What is needed: Output all the data exactly. Pictures do not belong in the copy.

══════

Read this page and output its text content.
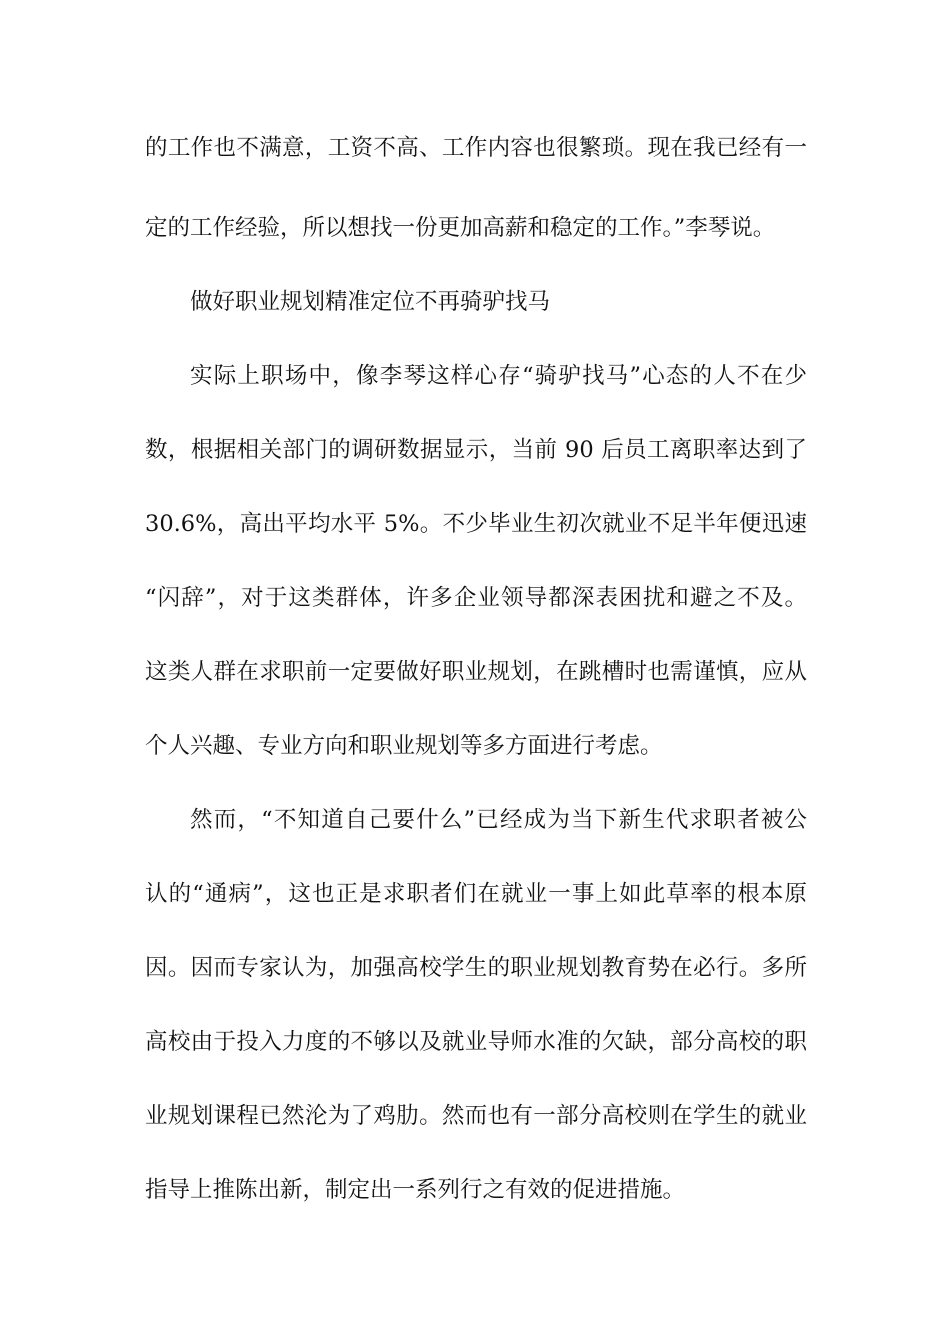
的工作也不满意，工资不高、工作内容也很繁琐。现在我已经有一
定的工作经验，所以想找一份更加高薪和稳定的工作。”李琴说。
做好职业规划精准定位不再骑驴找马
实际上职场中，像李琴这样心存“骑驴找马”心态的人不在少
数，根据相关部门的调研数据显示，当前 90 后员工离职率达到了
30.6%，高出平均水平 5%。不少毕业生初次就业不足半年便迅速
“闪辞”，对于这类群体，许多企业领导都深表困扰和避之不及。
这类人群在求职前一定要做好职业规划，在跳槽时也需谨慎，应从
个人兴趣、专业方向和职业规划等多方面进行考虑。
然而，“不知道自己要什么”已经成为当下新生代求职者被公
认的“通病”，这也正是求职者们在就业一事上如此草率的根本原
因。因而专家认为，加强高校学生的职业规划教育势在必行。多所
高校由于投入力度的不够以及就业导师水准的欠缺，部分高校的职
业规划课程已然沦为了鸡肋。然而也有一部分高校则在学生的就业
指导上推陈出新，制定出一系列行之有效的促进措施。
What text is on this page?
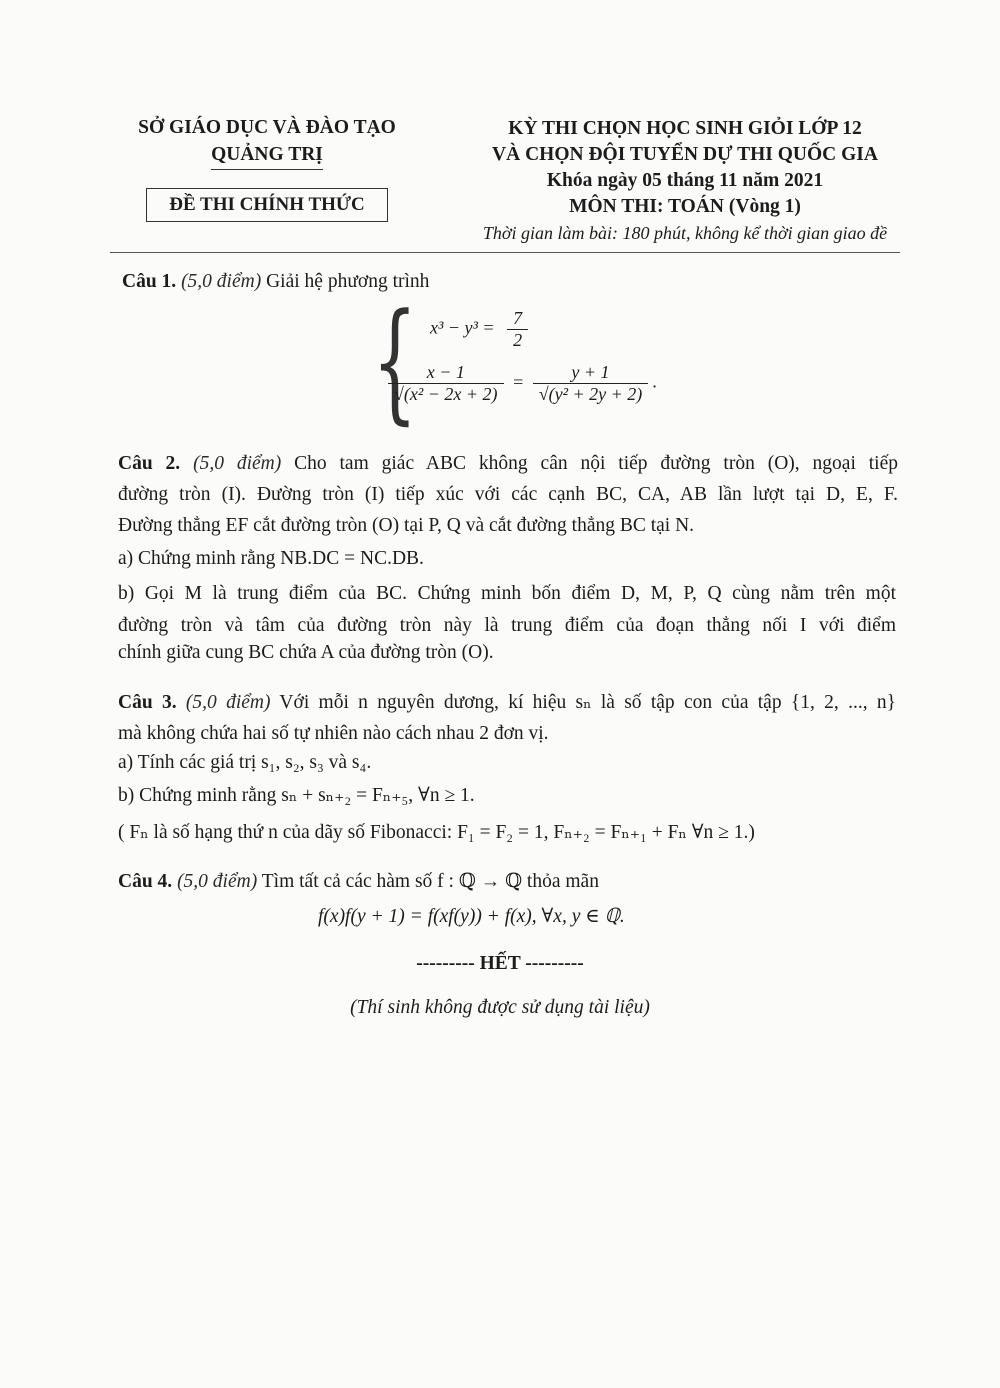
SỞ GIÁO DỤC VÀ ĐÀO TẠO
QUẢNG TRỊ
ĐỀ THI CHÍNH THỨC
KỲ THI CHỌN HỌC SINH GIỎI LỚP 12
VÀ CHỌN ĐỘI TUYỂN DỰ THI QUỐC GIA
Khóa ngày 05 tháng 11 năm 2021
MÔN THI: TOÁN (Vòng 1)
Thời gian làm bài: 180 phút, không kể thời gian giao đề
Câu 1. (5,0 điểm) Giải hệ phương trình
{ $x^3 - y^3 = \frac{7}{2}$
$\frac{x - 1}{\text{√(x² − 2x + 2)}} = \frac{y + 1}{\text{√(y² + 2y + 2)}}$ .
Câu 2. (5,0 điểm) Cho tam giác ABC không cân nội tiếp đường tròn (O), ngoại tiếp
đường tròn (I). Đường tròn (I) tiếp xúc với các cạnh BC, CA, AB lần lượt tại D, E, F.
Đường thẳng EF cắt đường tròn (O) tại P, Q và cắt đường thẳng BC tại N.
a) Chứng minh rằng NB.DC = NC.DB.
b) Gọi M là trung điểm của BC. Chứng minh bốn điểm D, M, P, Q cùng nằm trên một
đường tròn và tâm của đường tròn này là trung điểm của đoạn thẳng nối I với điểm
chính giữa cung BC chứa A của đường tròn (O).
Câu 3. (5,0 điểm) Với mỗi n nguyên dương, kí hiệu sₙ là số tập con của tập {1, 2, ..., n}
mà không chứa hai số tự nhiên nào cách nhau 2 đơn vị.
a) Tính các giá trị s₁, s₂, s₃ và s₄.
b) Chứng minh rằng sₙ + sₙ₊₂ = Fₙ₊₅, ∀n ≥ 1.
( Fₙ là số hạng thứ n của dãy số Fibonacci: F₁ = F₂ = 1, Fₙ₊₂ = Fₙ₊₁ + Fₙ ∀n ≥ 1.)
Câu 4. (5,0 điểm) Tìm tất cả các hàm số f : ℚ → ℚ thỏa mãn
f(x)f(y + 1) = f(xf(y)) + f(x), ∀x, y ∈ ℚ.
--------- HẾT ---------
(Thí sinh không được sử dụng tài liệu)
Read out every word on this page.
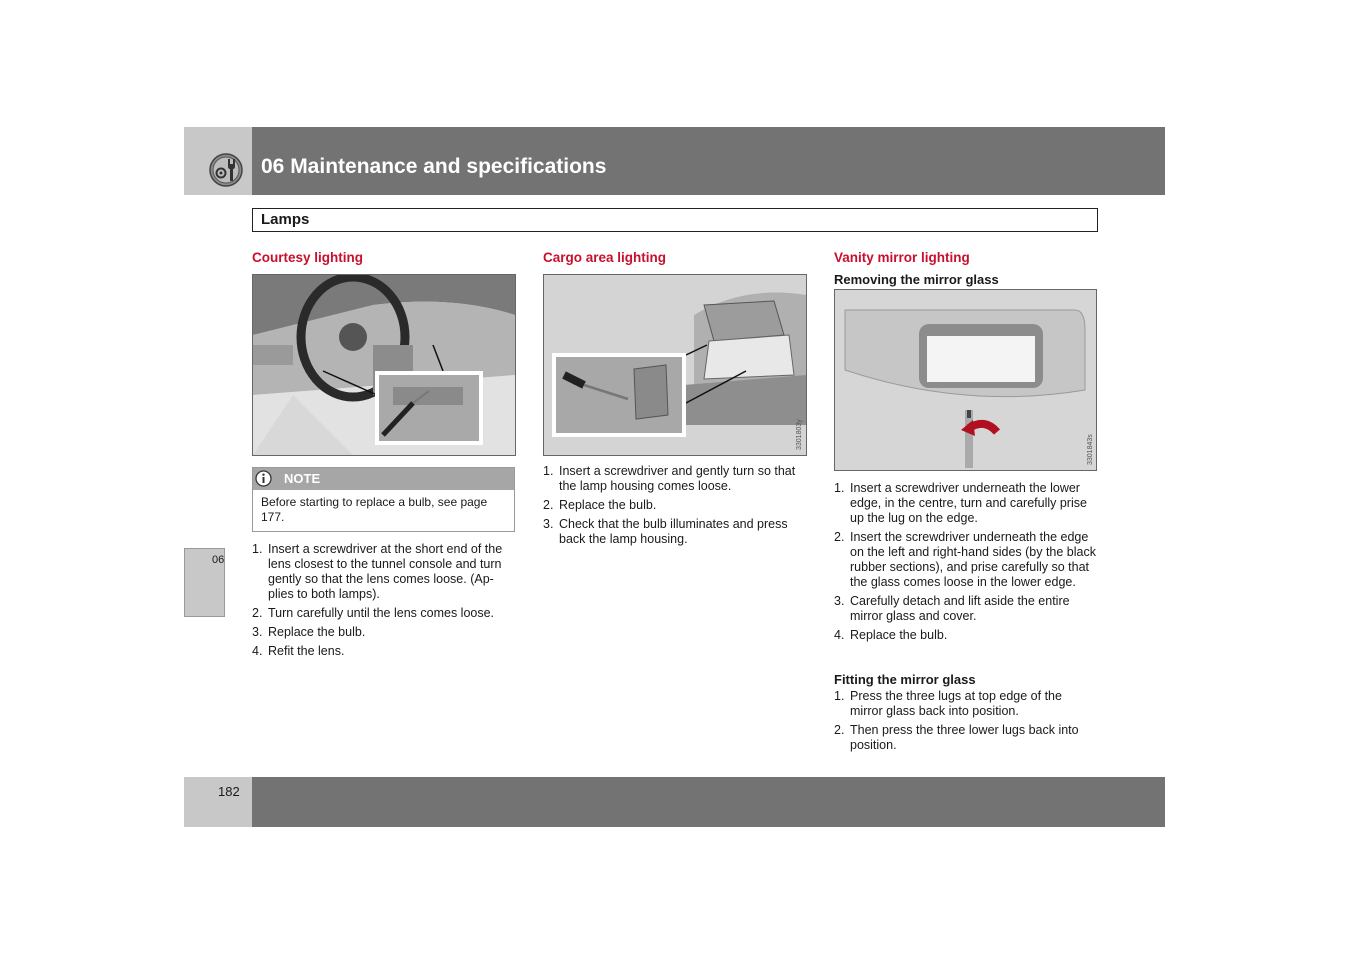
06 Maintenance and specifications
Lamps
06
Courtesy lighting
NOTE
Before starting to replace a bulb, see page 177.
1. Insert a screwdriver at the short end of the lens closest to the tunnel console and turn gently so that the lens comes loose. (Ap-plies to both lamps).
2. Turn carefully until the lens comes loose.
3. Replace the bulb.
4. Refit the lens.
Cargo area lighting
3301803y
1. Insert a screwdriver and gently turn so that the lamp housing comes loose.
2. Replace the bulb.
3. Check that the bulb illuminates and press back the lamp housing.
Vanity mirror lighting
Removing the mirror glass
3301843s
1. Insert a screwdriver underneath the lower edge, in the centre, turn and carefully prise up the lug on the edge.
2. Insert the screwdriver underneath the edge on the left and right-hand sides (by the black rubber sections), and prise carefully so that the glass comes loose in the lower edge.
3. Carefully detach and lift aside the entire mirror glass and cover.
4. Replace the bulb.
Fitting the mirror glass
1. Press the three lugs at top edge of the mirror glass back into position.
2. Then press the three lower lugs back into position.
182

══════

Full solution:
Read this page and output its text content.
的工作也不满意，工资不高、工作内容也很繁琐。现在我已经有一
定的工作经验，所以想找一份更加高薪和稳定的工作。”李琴说。
做好职业规划精准定位不再骑驴找马
实际上职场中，像李琴这样心存“骑驴找马”心态的人不在少
数，根据相关部门的调研数据显示，当前 90 后员工离职率达到了
30.6%，高出平均水平 5%。不少毕业生初次就业不足半年便迅速
“闪辞”，对于这类群体，许多企业领导都深表困扰和避之不及。
这类人群在求职前一定要做好职业规划，在跳槽时也需谨慎，应从
个人兴趣、专业方向和职业规划等多方面进行考虑。
然而，“不知道自己要什么”已经成为当下新生代求职者被公
认的“通病”，这也正是求职者们在就业一事上如此草率的根本原
因。因而专家认为，加强高校学生的职业规划教育势在必行。多所
高校由于投入力度的不够以及就业导师水准的欠缺，部分高校的职
业规划课程已然沦为了鸡肋。然而也有一部分高校则在学生的就业
指导上推陈出新，制定出一系列行之有效的促进措施。
What text is on this page?
SỞ GIÁO DỤC VÀ ĐÀO TẠO
QUẢNG TRỊ
ĐỀ THI CHÍNH THỨC
KỲ THI CHỌN HỌC SINH GIỎI LỚP 12
VÀ CHỌN ĐỘI TUYỂN DỰ THI QUỐC GIA
Khóa ngày 05 tháng 11 năm 2021
MÔN THI: TOÁN (Vòng 1)
Thời gian làm bài: 180 phút, không kể thời gian giao đề
Câu 1. (5,0 điểm) Giải hệ phương trình
{ $x^3 - y^3 = \frac{7}{2}$
$\frac{x - 1}{\text{√(x² − 2x + 2)}} = \frac{y + 1}{\text{√(y² + 2y + 2)}}$ .
Câu 2. (5,0 điểm) Cho tam giác ABC không cân nội tiếp đường tròn (O), ngoại tiếp
đường tròn (I). Đường tròn (I) tiếp xúc với các cạnh BC, CA, AB lần lượt tại D, E, F.
Đường thẳng EF cắt đường tròn (O) tại P, Q và cắt đường thẳng BC tại N.
a) Chứng minh rằng NB.DC = NC.DB.
b) Gọi M là trung điểm của BC. Chứng minh bốn điểm D, M, P, Q cùng nằm trên một
đường tròn và tâm của đường tròn này là trung điểm của đoạn thẳng nối I với điểm
chính giữa cung BC chứa A của đường tròn (O).
Câu 3. (5,0 điểm) Với mỗi n nguyên dương, kí hiệu sₙ là số tập con của tập {1, 2, ..., n}
mà không chứa hai số tự nhiên nào cách nhau 2 đơn vị.
a) Tính các giá trị s₁, s₂, s₃ và s₄.
b) Chứng minh rằng sₙ + sₙ₊₂ = Fₙ₊₅, ∀n ≥ 1.
( Fₙ là số hạng thứ n của dãy số Fibonacci: F₁ = F₂ = 1, Fₙ₊₂ = Fₙ₊₁ + Fₙ ∀n ≥ 1.)
Câu 4. (5,0 điểm) Tìm tất cả các hàm số f : ℚ → ℚ thỏa mãn
f(x)f(y + 1) = f(xf(y)) + f(x), ∀x, y ∈ ℚ.
--------- HẾT ---------
(Thí sinh không được sử dụng tài liệu)
Read out every word on this page.
06 Maintenance and specifications
Lamps
06
Courtesy lighting
NOTE
Before starting to replace a bulb, see page 177.
1. Insert a screwdriver at the short end of the lens closest to the tunnel console and turn gently so that the lens comes loose. (Ap-plies to both lamps).
2. Turn carefully until the lens comes loose.
3. Replace the bulb.
4. Refit the lens.
Cargo area lighting
3301803y
1. Insert a screwdriver and gently turn so that the lamp housing comes loose.
2. Replace the bulb.
3. Check that the bulb illuminates and press back the lamp housing.
Vanity mirror lighting
Removing the mirror glass
3301843s
1. Insert a screwdriver underneath the lower edge, in the centre, turn and carefully prise up the lug on the edge.
2. Insert the screwdriver underneath the edge on the left and right-hand sides (by the black rubber sections), and prise carefully so that the glass comes loose in the lower edge.
3. Carefully detach and lift aside the entire mirror glass and cover.
4. Replace the bulb.
Fitting the mirror glass
1. Press the three lugs at top edge of the mirror glass back into position.
2. Then press the three lower lugs back into position.
182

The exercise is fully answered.